— WRITTEN PROBLEM —
Say how many lines of the listing below contain "information", giving the number and nothing else.

— PROVIDED DATA —
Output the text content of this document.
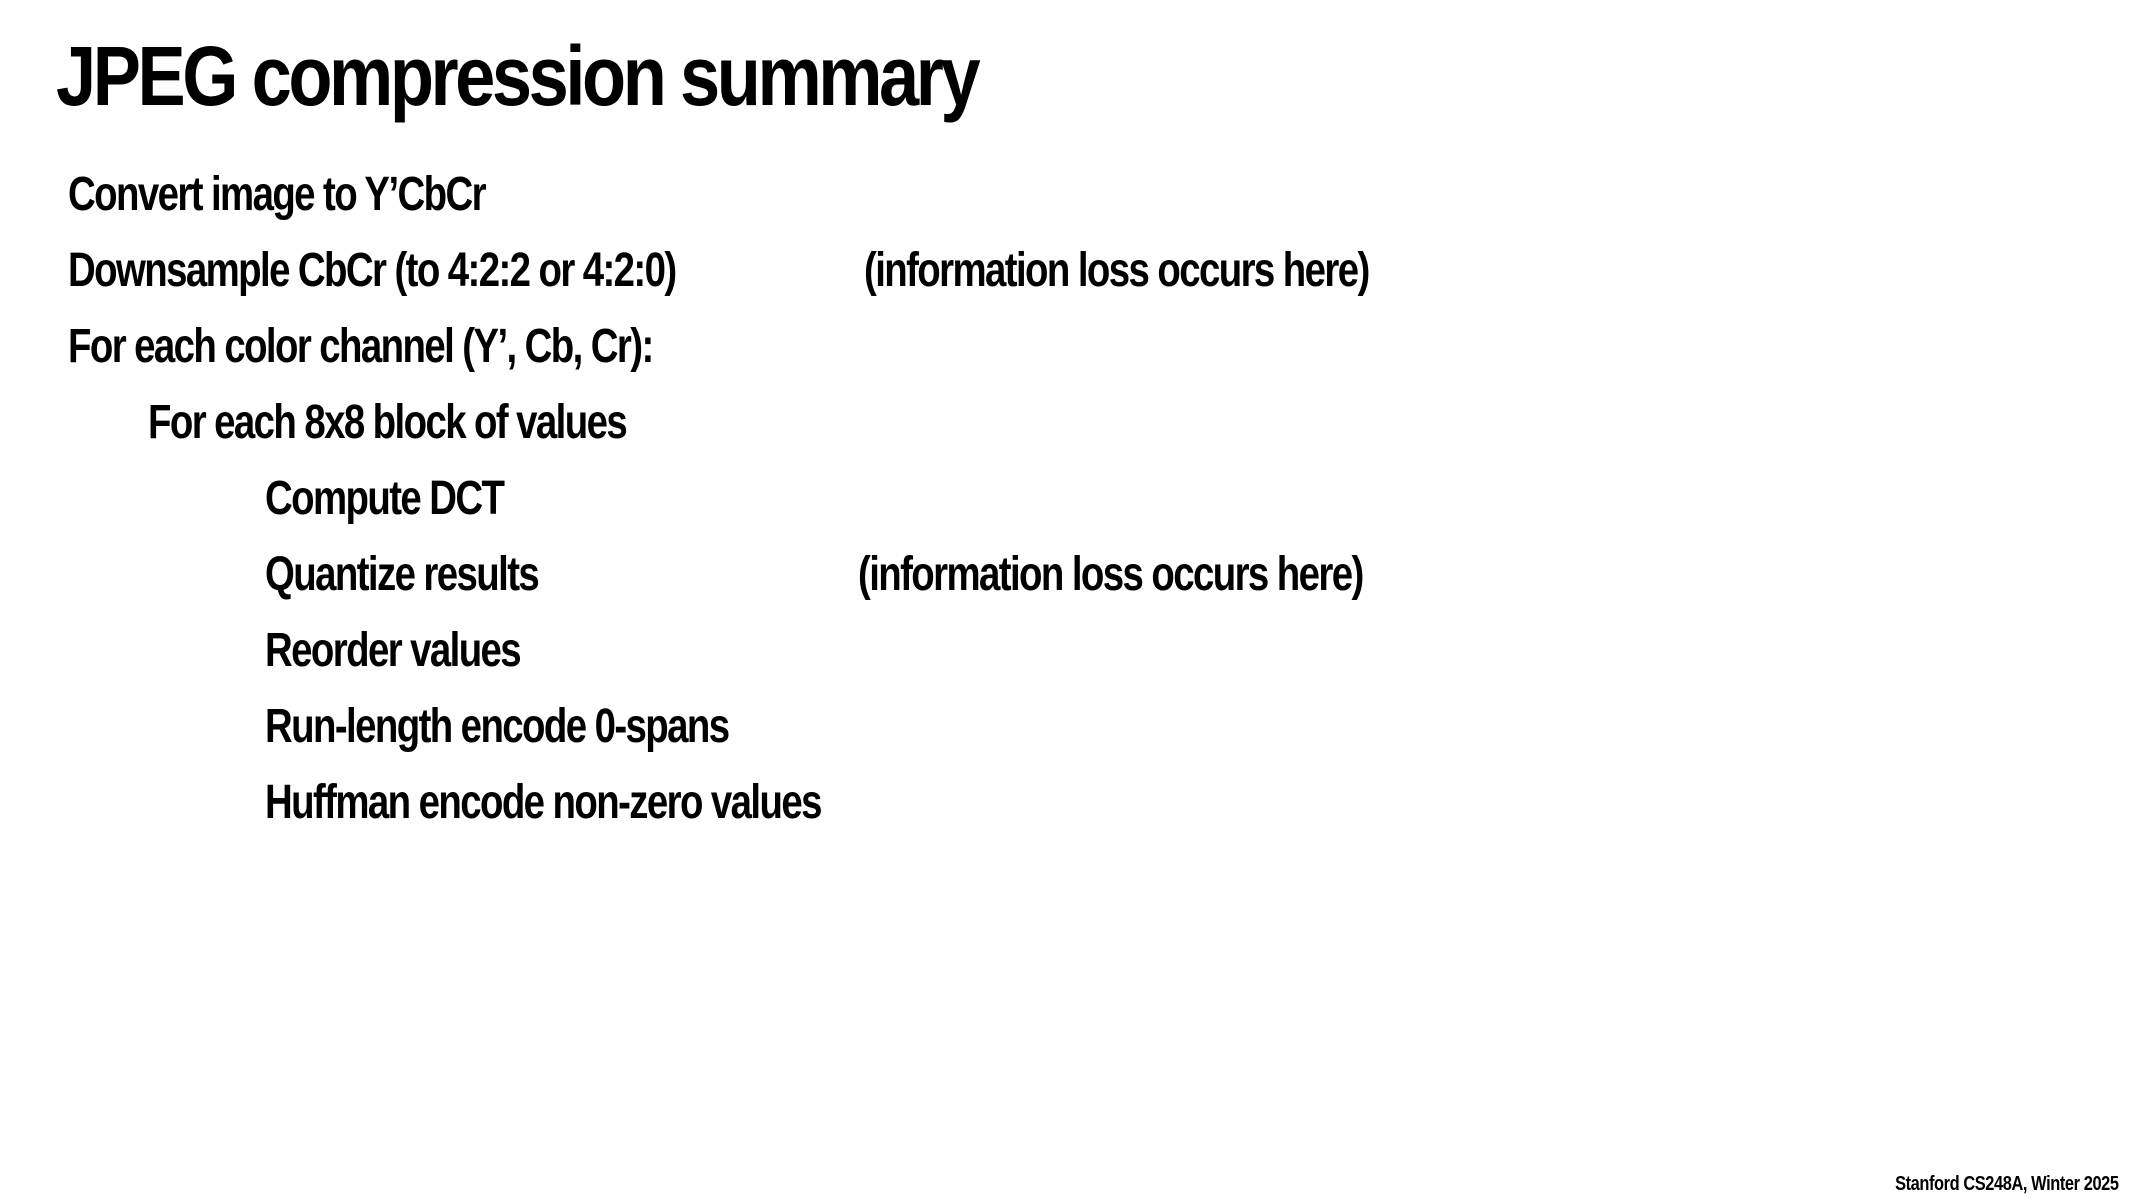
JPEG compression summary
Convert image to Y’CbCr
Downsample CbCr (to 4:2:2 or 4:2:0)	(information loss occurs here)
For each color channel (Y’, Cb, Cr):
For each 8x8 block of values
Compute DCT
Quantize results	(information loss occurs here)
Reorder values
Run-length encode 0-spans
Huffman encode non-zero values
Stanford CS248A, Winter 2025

— TASK RESULT —
2